▸ **Exercise task**:
Every entry that follows needs to be repeated exactly.

▸ **Source records**:
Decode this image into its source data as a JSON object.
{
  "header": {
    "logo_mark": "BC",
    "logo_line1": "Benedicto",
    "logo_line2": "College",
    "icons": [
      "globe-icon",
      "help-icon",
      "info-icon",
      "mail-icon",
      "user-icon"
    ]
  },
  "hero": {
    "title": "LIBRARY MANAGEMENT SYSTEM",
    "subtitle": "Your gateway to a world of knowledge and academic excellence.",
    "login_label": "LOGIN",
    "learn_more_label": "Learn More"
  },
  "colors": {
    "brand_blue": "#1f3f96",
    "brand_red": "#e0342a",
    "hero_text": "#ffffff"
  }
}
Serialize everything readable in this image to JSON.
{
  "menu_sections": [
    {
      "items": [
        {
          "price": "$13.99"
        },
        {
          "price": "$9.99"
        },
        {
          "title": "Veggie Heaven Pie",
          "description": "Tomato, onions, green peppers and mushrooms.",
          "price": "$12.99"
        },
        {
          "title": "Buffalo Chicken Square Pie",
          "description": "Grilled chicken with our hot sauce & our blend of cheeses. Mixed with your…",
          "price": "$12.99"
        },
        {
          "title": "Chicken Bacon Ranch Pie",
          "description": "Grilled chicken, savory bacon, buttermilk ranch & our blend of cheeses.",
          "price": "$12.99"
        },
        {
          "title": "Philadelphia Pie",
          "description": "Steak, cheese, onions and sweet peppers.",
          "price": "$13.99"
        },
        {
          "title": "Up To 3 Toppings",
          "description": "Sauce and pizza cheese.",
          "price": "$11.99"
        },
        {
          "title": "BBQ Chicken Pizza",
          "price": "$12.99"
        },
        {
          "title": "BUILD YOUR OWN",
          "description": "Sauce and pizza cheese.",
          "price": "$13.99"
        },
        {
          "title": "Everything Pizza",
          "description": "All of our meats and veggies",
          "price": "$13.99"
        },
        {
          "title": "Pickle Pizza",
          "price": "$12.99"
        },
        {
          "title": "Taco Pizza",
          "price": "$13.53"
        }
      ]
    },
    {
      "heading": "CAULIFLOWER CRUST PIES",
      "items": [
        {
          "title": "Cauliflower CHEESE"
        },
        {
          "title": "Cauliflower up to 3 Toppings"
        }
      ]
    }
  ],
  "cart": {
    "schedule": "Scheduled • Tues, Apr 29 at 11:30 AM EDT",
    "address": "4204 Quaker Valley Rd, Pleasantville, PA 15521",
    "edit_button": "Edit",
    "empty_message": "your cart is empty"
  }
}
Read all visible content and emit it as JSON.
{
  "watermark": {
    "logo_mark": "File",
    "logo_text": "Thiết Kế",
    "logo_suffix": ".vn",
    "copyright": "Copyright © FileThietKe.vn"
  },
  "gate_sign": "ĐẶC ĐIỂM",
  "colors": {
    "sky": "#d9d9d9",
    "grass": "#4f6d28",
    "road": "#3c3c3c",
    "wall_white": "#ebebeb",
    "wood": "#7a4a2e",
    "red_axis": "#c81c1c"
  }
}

▸ **Expected output**:
Decode this image into its source data as a JSON object.
{
  "header": {
    "logo_mark": "BC",
    "logo_line1": "Benedicto",
    "logo_line2": "College",
    "icons": [
      "globe-icon",
      "help-icon",
      "info-icon",
      "mail-icon",
      "user-icon"
    ]
  },
  "hero": {
    "title": "LIBRARY MANAGEMENT SYSTEM",
    "subtitle": "Your gateway to a world of knowledge and academic excellence.",
    "login_label": "LOGIN",
    "learn_more_label": "Learn More"
  },
  "colors": {
    "brand_blue": "#1f3f96",
    "brand_red": "#e0342a",
    "hero_text": "#ffffff"
  }
}
Serialize everything readable in this image to JSON.
{
  "menu_sections": [
    {
      "items": [
        {
          "price": "$13.99"
        },
        {
          "price": "$9.99"
        },
        {
          "title": "Veggie Heaven Pie",
          "description": "Tomato, onions, green peppers and mushrooms.",
          "price": "$12.99"
        },
        {
          "title": "Buffalo Chicken Square Pie",
          "description": "Grilled chicken with our hot sauce & our blend of cheeses. Mixed with your…",
          "price": "$12.99"
        },
        {
          "title": "Chicken Bacon Ranch Pie",
          "description": "Grilled chicken, savory bacon, buttermilk ranch & our blend of cheeses.",
          "price": "$12.99"
        },
        {
          "title": "Philadelphia Pie",
          "description": "Steak, cheese, onions and sweet peppers.",
          "price": "$13.99"
        },
        {
          "title": "Up To 3 Toppings",
          "description": "Sauce and pizza cheese.",
          "price": "$11.99"
        },
        {
          "title": "BBQ Chicken Pizza",
          "price": "$12.99"
        },
        {
          "title": "BUILD YOUR OWN",
          "description": "Sauce and pizza cheese.",
          "price": "$13.99"
        },
        {
          "title": "Everything Pizza",
          "description": "All of our meats and veggies",
          "price": "$13.99"
        },
        {
          "title": "Pickle Pizza",
          "price": "$12.99"
        },
        {
          "title": "Taco Pizza",
          "price": "$13.53"
        }
      ]
    },
    {
      "heading": "CAULIFLOWER CRUST PIES",
      "items": [
        {
          "title": "Cauliflower CHEESE"
        },
        {
          "title": "Cauliflower up to 3 Toppings"
        }
      ]
    }
  ],
  "cart": {
    "schedule": "Scheduled • Tues, Apr 29 at 11:30 AM EDT",
    "address": "4204 Quaker Valley Rd, Pleasantville, PA 15521",
    "edit_button": "Edit",
    "empty_message": "your cart is empty"
  }
}
Read all visible content and emit it as JSON.
{
  "watermark": {
    "logo_mark": "File",
    "logo_text": "Thiết Kế",
    "logo_suffix": ".vn",
    "copyright": "Copyright © FileThietKe.vn"
  },
  "gate_sign": "ĐẶC ĐIỂM",
  "colors": {
    "sky": "#d9d9d9",
    "grass": "#4f6d28",
    "road": "#3c3c3c",
    "wall_white": "#ebebeb",
    "wood": "#7a4a2e",
    "red_axis": "#c81c1c"
  }
}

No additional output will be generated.